WHAT TO WORK ON:
Among the entries that follow, tally the lines with the string "name". Give no more than the number.

— start RECORDS FOR PROCESSING —

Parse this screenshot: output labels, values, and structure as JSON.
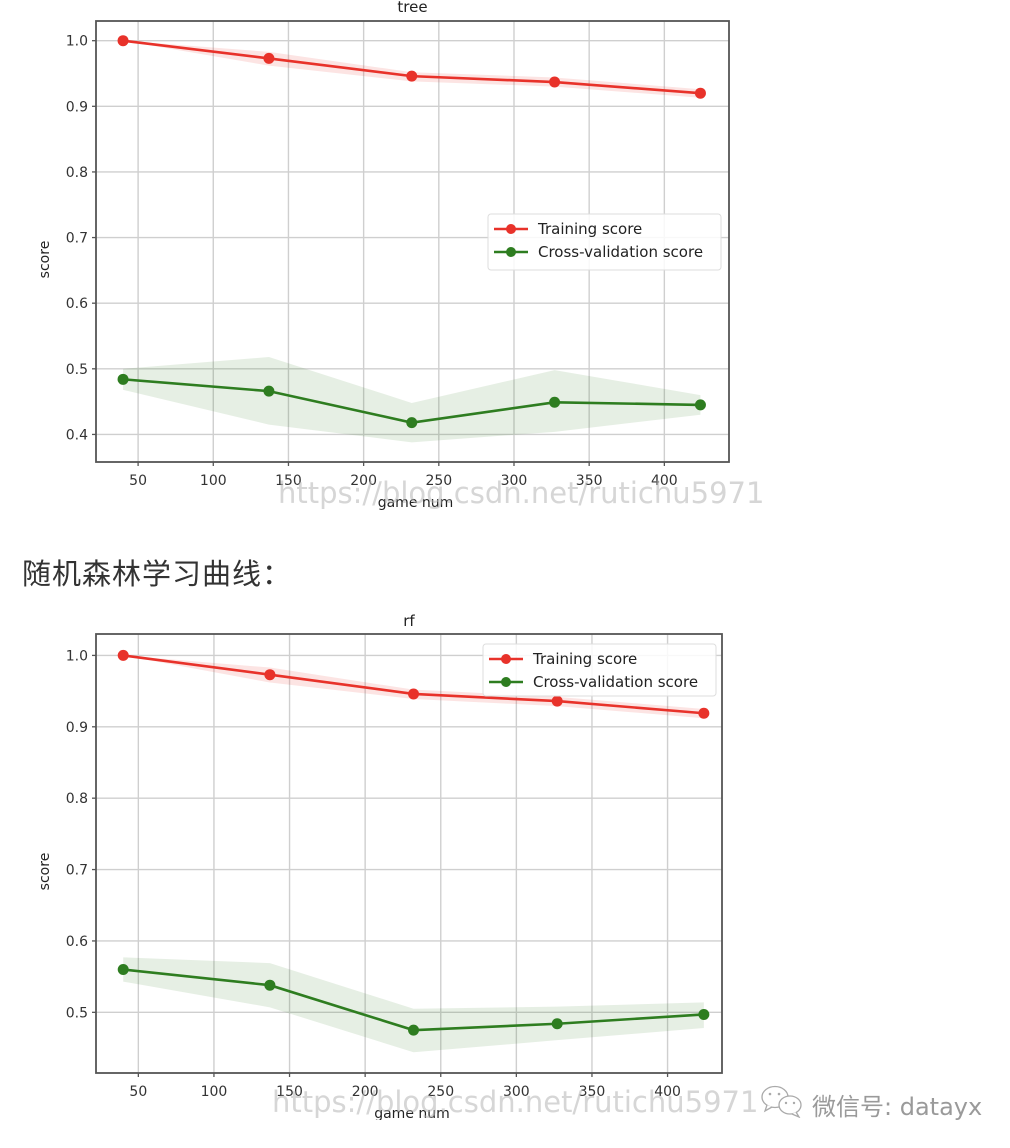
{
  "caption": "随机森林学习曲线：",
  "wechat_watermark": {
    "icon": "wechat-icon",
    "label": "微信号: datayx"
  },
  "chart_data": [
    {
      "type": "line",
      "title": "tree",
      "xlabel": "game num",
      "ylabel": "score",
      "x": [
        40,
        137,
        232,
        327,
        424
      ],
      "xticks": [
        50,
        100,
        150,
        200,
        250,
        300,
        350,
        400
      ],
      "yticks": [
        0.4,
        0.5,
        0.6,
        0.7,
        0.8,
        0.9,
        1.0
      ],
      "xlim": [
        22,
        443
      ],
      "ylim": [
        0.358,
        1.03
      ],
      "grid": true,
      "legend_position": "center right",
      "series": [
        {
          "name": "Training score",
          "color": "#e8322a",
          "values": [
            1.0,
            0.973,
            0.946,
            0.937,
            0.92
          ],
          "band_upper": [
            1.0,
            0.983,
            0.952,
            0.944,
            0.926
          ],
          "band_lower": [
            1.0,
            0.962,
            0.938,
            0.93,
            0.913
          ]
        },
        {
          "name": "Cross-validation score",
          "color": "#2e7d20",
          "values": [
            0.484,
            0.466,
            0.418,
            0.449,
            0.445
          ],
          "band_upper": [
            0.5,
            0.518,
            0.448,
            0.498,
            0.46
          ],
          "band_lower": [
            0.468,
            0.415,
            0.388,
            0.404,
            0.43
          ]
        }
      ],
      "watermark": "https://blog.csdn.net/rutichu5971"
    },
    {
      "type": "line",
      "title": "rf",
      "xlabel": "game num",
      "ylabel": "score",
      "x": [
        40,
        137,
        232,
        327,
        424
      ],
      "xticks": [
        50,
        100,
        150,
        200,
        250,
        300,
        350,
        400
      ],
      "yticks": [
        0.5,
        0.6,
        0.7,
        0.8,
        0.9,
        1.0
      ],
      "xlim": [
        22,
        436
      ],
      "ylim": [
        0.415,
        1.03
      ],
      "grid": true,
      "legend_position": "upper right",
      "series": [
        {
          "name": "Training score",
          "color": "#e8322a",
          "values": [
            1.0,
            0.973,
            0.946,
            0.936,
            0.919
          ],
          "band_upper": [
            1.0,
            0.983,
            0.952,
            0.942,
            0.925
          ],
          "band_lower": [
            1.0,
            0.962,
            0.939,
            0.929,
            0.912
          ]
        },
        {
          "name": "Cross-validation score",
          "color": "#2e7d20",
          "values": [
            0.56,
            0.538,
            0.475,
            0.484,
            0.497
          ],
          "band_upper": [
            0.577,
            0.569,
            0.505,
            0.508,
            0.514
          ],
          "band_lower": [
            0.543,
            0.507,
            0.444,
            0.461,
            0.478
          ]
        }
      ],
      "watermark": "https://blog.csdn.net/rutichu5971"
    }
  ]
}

— end RECORDS FOR PROCESSING —
— start RECORDS FOR PROCESSING —

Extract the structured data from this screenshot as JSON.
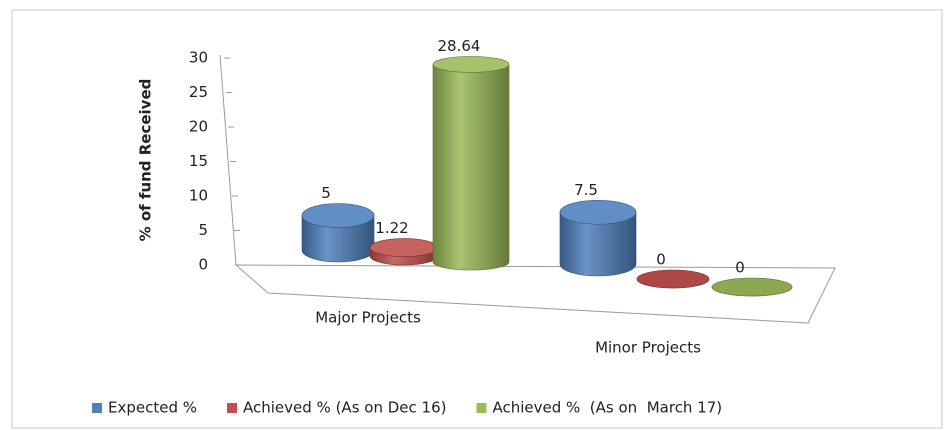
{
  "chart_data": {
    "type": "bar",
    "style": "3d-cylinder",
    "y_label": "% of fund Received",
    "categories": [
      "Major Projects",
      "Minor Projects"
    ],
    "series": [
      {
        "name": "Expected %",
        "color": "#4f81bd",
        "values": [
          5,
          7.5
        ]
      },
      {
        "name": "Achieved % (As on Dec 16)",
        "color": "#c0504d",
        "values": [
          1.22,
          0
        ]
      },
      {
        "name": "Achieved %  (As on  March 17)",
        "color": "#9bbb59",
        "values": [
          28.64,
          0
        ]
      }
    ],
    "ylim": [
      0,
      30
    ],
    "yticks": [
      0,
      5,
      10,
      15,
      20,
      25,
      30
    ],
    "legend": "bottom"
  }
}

— end RECORDS FOR PROCESSING —

COMPLETED EXERCISE:
7